* DIRECTIONS FOR THIS TASK: Repeat every record exactly, but keep images out of the copy.

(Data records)
-*-*-

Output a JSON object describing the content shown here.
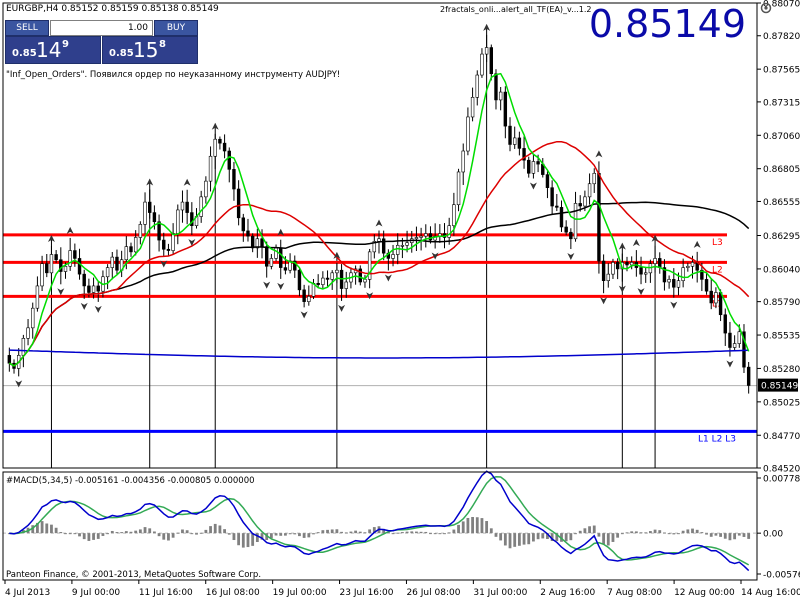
{
  "symbol_info": "EURGBP,H4  0.85152 0.85159 0.85138 0.85149",
  "trade_panel": {
    "sell_label": "SELL",
    "buy_label": "BUY",
    "lot_value": "1.00",
    "sell_price_small": "0.85",
    "sell_price_big": "14",
    "sell_price_sup": "9",
    "buy_price_small": "0.85",
    "buy_price_big": "15",
    "buy_price_sup": "8"
  },
  "big_price": "0.85149",
  "indicator_name": "2fractals_onli...alert_all_TF(EA)_v...1.2",
  "info_message": "\"Inf_Open_Orders\". Появился ордер по неуказанному инструменту AUDJPY!",
  "macd_label": "#MACD(5,34,5) -0.005161 -0.004356 -0.000805 0.000000",
  "copyright": "Panteon Finance, © 2001-2013, MetaQuotes Software Corp.",
  "colors": {
    "fast_ma": "#00dd00",
    "mid_ma": "#dd0000",
    "slow_ma": "#000000",
    "long_ma": "#0000cc",
    "level_lines": "#ff0000",
    "support_line": "#0000ff",
    "candles": "#000000",
    "macd_hist": "#808080",
    "macd_line": "#0000cc",
    "macd_signal": "#33aa55"
  },
  "chart_data": [
    {
      "type": "candlestick",
      "symbol": "EURGBP",
      "timeframe": "H4",
      "ylim": [
        0.8452,
        0.8807
      ],
      "y_ticks": [
        "0.88070",
        "0.87820",
        "0.87565",
        "0.87315",
        "0.87060",
        "0.86805",
        "0.86555",
        "0.86295",
        "0.86040",
        "0.85790",
        "0.85535",
        "0.85280",
        "0.85025",
        "0.84770",
        "0.84520"
      ],
      "x_ticks": [
        "4 Jul 2013",
        "9 Jul 00:00",
        "11 Jul 16:00",
        "16 Jul 08:00",
        "19 Jul 00:00",
        "23 Jul 16:00",
        "26 Jul 08:00",
        "31 Jul 00:00",
        "2 Aug 16:00",
        "7 Aug 08:00",
        "12 Aug 00:00",
        "14 Aug 16:00"
      ],
      "current_price": "0.85149",
      "levels": [
        {
          "name": "L3",
          "price": 0.863
        },
        {
          "name": "L2",
          "price": 0.8609
        },
        {
          "name": "L1",
          "price": 0.8583
        }
      ],
      "support_line": {
        "price": 0.848,
        "label": "L1 L2 L3"
      },
      "close": [
        0.8532,
        0.8528,
        0.8538,
        0.8551,
        0.8559,
        0.8574,
        0.8591,
        0.8608,
        0.8601,
        0.8615,
        0.8611,
        0.8602,
        0.8606,
        0.8618,
        0.8612,
        0.86,
        0.8591,
        0.8586,
        0.8591,
        0.8587,
        0.8598,
        0.8605,
        0.8613,
        0.8603,
        0.8611,
        0.8621,
        0.8617,
        0.8628,
        0.8638,
        0.8655,
        0.8647,
        0.864,
        0.8626,
        0.8619,
        0.8618,
        0.8631,
        0.8649,
        0.8655,
        0.8647,
        0.8637,
        0.8644,
        0.8659,
        0.8671,
        0.869,
        0.8703,
        0.87,
        0.8694,
        0.868,
        0.8665,
        0.8643,
        0.8633,
        0.8629,
        0.862,
        0.8627,
        0.8621,
        0.8606,
        0.8612,
        0.862,
        0.8605,
        0.8603,
        0.861,
        0.8603,
        0.8588,
        0.8579,
        0.8583,
        0.8593,
        0.8592,
        0.8597,
        0.8596,
        0.8601,
        0.8603,
        0.8589,
        0.8594,
        0.8601,
        0.8604,
        0.8594,
        0.8596,
        0.8617,
        0.8625,
        0.8627,
        0.8616,
        0.8612,
        0.8615,
        0.8622,
        0.8622,
        0.8624,
        0.8627,
        0.8628,
        0.8629,
        0.8631,
        0.8626,
        0.8629,
        0.8631,
        0.8628,
        0.8637,
        0.8653,
        0.8678,
        0.8694,
        0.872,
        0.8735,
        0.8752,
        0.8768,
        0.8773,
        0.8753,
        0.8733,
        0.8739,
        0.8713,
        0.8699,
        0.8704,
        0.8696,
        0.8687,
        0.8677,
        0.8686,
        0.8684,
        0.8676,
        0.8666,
        0.8652,
        0.8651,
        0.8636,
        0.8632,
        0.8627,
        0.8654,
        0.8652,
        0.8659,
        0.8669,
        0.8677,
        0.861,
        0.8595,
        0.86,
        0.8609,
        0.8604,
        0.8609,
        0.8607,
        0.8609,
        0.8605,
        0.86,
        0.8601,
        0.8608,
        0.8612,
        0.8605,
        0.8594,
        0.8596,
        0.859,
        0.8595,
        0.8605,
        0.8606,
        0.8609,
        0.8603,
        0.8596,
        0.8587,
        0.8578,
        0.8586,
        0.8569,
        0.8555,
        0.8544,
        0.8547,
        0.8556,
        0.8529,
        0.8515
      ]
    },
    {
      "type": "macd",
      "params": "5,34,5",
      "ylim": [
        -0.00576,
        0.00778
      ],
      "y_ticks": [
        "0.00778",
        "0.00",
        "-0.00576"
      ]
    }
  ]
}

-*-*-

* SOLVED EXERCISE:
Output a JSON object describing the content shown here.
{
  "symbol_info": "EURGBP,H4  0.85152 0.85159 0.85138 0.85149",
  "trade_panel": {
    "sell_label": "SELL",
    "buy_label": "BUY",
    "lot_value": "1.00",
    "sell_price_small": "0.85",
    "sell_price_big": "14",
    "sell_price_sup": "9",
    "buy_price_small": "0.85",
    "buy_price_big": "15",
    "buy_price_sup": "8"
  },
  "big_price": "0.85149",
  "indicator_name": "2fractals_onli...alert_all_TF(EA)_v...1.2",
  "info_message": "\"Inf_Open_Orders\". Появился ордер по неуказанному инструменту AUDJPY!",
  "macd_label": "#MACD(5,34,5) -0.005161 -0.004356 -0.000805 0.000000",
  "copyright": "Panteon Finance, © 2001-2013, MetaQuotes Software Corp.",
  "colors": {
    "fast_ma": "#00dd00",
    "mid_ma": "#dd0000",
    "slow_ma": "#000000",
    "long_ma": "#0000cc",
    "level_lines": "#ff0000",
    "support_line": "#0000ff",
    "candles": "#000000",
    "macd_hist": "#808080",
    "macd_line": "#0000cc",
    "macd_signal": "#33aa55"
  },
  "chart_data": [
    {
      "type": "candlestick",
      "symbol": "EURGBP",
      "timeframe": "H4",
      "ylim": [
        0.8452,
        0.8807
      ],
      "y_ticks": [
        "0.88070",
        "0.87820",
        "0.87565",
        "0.87315",
        "0.87060",
        "0.86805",
        "0.86555",
        "0.86295",
        "0.86040",
        "0.85790",
        "0.85535",
        "0.85280",
        "0.85025",
        "0.84770",
        "0.84520"
      ],
      "x_ticks": [
        "4 Jul 2013",
        "9 Jul 00:00",
        "11 Jul 16:00",
        "16 Jul 08:00",
        "19 Jul 00:00",
        "23 Jul 16:00",
        "26 Jul 08:00",
        "31 Jul 00:00",
        "2 Aug 16:00",
        "7 Aug 08:00",
        "12 Aug 00:00",
        "14 Aug 16:00"
      ],
      "current_price": "0.85149",
      "levels": [
        {
          "name": "L3",
          "price": 0.863
        },
        {
          "name": "L2",
          "price": 0.8609
        },
        {
          "name": "L1",
          "price": 0.8583
        }
      ],
      "support_line": {
        "price": 0.848,
        "label": "L1 L2 L3"
      },
      "close": [
        0.8532,
        0.8528,
        0.8538,
        0.8551,
        0.8559,
        0.8574,
        0.8591,
        0.8608,
        0.8601,
        0.8615,
        0.8611,
        0.8602,
        0.8606,
        0.8618,
        0.8612,
        0.86,
        0.8591,
        0.8586,
        0.8591,
        0.8587,
        0.8598,
        0.8605,
        0.8613,
        0.8603,
        0.8611,
        0.8621,
        0.8617,
        0.8628,
        0.8638,
        0.8655,
        0.8647,
        0.864,
        0.8626,
        0.8619,
        0.8618,
        0.8631,
        0.8649,
        0.8655,
        0.8647,
        0.8637,
        0.8644,
        0.8659,
        0.8671,
        0.869,
        0.8703,
        0.87,
        0.8694,
        0.868,
        0.8665,
        0.8643,
        0.8633,
        0.8629,
        0.862,
        0.8627,
        0.8621,
        0.8606,
        0.8612,
        0.862,
        0.8605,
        0.8603,
        0.861,
        0.8603,
        0.8588,
        0.8579,
        0.8583,
        0.8593,
        0.8592,
        0.8597,
        0.8596,
        0.8601,
        0.8603,
        0.8589,
        0.8594,
        0.8601,
        0.8604,
        0.8594,
        0.8596,
        0.8617,
        0.8625,
        0.8627,
        0.8616,
        0.8612,
        0.8615,
        0.8622,
        0.8622,
        0.8624,
        0.8627,
        0.8628,
        0.8629,
        0.8631,
        0.8626,
        0.8629,
        0.8631,
        0.8628,
        0.8637,
        0.8653,
        0.8678,
        0.8694,
        0.872,
        0.8735,
        0.8752,
        0.8768,
        0.8773,
        0.8753,
        0.8733,
        0.8739,
        0.8713,
        0.8699,
        0.8704,
        0.8696,
        0.8687,
        0.8677,
        0.8686,
        0.8684,
        0.8676,
        0.8666,
        0.8652,
        0.8651,
        0.8636,
        0.8632,
        0.8627,
        0.8654,
        0.8652,
        0.8659,
        0.8669,
        0.8677,
        0.861,
        0.8595,
        0.86,
        0.8609,
        0.8604,
        0.8609,
        0.8607,
        0.8609,
        0.8605,
        0.86,
        0.8601,
        0.8608,
        0.8612,
        0.8605,
        0.8594,
        0.8596,
        0.859,
        0.8595,
        0.8605,
        0.8606,
        0.8609,
        0.8603,
        0.8596,
        0.8587,
        0.8578,
        0.8586,
        0.8569,
        0.8555,
        0.8544,
        0.8547,
        0.8556,
        0.8529,
        0.8515
      ]
    },
    {
      "type": "macd",
      "params": "5,34,5",
      "ylim": [
        -0.00576,
        0.00778
      ],
      "y_ticks": [
        "0.00778",
        "0.00",
        "-0.00576"
      ]
    }
  ]
}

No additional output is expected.